■ Extracted records ■
+ + + + + + +
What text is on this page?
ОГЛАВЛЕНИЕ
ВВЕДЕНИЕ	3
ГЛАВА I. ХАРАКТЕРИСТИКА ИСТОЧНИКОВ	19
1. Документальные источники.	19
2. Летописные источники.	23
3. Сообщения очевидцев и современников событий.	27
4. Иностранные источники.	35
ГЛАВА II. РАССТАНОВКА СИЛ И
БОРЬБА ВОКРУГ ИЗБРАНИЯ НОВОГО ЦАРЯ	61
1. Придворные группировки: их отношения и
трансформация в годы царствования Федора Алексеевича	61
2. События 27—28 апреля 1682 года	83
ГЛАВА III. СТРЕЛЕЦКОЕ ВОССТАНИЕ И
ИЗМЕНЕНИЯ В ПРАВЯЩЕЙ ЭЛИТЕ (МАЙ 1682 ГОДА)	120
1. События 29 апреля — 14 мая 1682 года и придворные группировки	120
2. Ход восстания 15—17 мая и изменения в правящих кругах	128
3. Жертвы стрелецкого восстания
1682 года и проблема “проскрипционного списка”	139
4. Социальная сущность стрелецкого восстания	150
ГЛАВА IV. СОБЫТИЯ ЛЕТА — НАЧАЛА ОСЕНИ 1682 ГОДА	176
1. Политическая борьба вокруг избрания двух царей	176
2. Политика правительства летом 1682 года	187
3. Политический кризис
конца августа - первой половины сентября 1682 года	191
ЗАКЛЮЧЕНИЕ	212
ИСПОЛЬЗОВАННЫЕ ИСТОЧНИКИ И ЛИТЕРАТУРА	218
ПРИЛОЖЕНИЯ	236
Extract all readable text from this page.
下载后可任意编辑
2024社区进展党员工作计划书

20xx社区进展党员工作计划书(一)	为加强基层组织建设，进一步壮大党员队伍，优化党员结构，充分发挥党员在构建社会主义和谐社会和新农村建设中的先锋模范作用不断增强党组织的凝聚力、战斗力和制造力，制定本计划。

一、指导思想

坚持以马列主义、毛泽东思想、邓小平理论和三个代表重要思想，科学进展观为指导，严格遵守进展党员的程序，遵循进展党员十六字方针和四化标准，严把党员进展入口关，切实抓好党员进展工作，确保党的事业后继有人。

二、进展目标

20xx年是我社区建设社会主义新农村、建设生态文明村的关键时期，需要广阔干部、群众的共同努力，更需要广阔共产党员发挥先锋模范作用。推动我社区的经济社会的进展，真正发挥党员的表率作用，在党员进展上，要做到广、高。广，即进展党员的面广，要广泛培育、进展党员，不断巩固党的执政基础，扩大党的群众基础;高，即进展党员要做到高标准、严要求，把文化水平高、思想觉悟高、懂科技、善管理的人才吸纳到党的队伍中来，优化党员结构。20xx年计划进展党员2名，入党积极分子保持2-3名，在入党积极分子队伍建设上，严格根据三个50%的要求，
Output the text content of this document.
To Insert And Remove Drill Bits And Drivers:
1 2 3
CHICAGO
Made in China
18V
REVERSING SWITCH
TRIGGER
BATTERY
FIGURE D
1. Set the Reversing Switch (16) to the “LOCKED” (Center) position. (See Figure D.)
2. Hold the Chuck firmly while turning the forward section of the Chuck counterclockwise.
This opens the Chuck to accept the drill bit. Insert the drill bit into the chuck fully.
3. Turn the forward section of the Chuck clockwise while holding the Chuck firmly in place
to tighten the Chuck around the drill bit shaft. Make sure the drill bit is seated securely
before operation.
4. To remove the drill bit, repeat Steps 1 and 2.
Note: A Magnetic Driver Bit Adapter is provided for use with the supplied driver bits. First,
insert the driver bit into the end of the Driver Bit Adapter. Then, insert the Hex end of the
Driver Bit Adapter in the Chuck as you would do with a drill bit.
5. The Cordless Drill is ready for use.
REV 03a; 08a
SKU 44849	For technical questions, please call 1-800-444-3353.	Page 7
+ + + + + + +
In the records above, find the lines containing "ГЛАВА" and copy them.

■ Completed task ■
ГЛАВА I. ХАРАКТЕРИСТИКА ИСТОЧНИКОВ	19
ГЛАВА II. РАССТАНОВКА СИЛ И
ГЛАВА III. СТРЕЛЕЦКОЕ ВОССТАНИЕ И
ГЛАВА IV. СОБЫТИЯ ЛЕТА — НАЧАЛА ОСЕНИ 1682 ГОДА	176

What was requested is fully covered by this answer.